- _WHAT YOU HAVE TO DO_
Please restate the following records word for word.

- _INPUT MATERIAL_

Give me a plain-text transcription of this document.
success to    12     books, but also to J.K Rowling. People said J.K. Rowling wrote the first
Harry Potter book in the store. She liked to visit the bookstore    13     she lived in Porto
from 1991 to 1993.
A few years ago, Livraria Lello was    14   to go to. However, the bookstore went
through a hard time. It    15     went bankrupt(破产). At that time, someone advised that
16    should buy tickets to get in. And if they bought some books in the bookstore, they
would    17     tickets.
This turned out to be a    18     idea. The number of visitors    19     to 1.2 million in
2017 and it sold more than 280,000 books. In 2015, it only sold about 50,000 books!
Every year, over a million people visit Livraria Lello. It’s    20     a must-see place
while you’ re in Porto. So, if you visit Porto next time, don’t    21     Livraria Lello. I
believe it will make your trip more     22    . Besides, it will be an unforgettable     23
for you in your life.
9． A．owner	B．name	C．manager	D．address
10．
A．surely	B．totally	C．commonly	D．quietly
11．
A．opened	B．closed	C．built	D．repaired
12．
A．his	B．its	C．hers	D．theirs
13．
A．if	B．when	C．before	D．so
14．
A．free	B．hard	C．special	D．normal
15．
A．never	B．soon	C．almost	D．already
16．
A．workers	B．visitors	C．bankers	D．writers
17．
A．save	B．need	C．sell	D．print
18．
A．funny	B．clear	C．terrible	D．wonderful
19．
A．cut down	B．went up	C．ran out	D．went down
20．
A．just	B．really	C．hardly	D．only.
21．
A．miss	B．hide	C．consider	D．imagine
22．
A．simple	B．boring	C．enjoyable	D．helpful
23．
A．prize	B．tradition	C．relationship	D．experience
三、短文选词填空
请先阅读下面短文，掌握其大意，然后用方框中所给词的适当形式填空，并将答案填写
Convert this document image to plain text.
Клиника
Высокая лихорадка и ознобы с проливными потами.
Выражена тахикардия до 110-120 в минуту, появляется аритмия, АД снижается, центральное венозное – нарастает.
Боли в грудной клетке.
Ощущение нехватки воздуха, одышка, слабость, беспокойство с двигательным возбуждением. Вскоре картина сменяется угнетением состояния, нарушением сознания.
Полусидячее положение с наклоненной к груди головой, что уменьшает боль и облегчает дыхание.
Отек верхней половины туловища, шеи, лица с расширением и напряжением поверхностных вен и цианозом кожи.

- _SOLUTION_
Give me a plain-text transcription of this document.
success to    12     books, but also to J.K Rowling. People said J.K. Rowling wrote the first
Harry Potter book in the store. She liked to visit the bookstore    13     she lived in Porto
from 1991 to 1993.
A few years ago, Livraria Lello was    14   to go to. However, the bookstore went
through a hard time. It    15     went bankrupt(破产). At that time, someone advised that
16    should buy tickets to get in. And if they bought some books in the bookstore, they
would    17     tickets.
This turned out to be a    18     idea. The number of visitors    19     to 1.2 million in
2017 and it sold more than 280,000 books. In 2015, it only sold about 50,000 books!
Every year, over a million people visit Livraria Lello. It’s    20     a must-see place
while you’ re in Porto. So, if you visit Porto next time, don’t    21     Livraria Lello. I
believe it will make your trip more     22    . Besides, it will be an unforgettable     23
for you in your life.
9． A．owner	B．name	C．manager	D．address
10．
A．surely	B．totally	C．commonly	D．quietly
11．
A．opened	B．closed	C．built	D．repaired
12．
A．his	B．its	C．hers	D．theirs
13．
A．if	B．when	C．before	D．so
14．
A．free	B．hard	C．special	D．normal
15．
A．never	B．soon	C．almost	D．already
16．
A．workers	B．visitors	C．bankers	D．writers
17．
A．save	B．need	C．sell	D．print
18．
A．funny	B．clear	C．terrible	D．wonderful
19．
A．cut down	B．went up	C．ran out	D．went down
20．
A．just	B．really	C．hardly	D．only.
21．
A．miss	B．hide	C．consider	D．imagine
22．
A．simple	B．boring	C．enjoyable	D．helpful
23．
A．prize	B．tradition	C．relationship	D．experience
三、短文选词填空
请先阅读下面短文，掌握其大意，然后用方框中所给词的适当形式填空，并将答案填写
Convert this document image to plain text.
Клиника
Высокая лихорадка и ознобы с проливными потами.
Выражена тахикардия до 110-120 в минуту, появляется аритмия, АД снижается, центральное венозное – нарастает.
Боли в грудной клетке.
Ощущение нехватки воздуха, одышка, слабость, беспокойство с двигательным возбуждением. Вскоре картина сменяется угнетением состояния, нарушением сознания.
Полусидячее положение с наклоненной к груди головой, что уменьшает боль и облегчает дыхание.
Отек верхней половины туловища, шеи, лица с расширением и напряжением поверхностных вен и цианозом кожи.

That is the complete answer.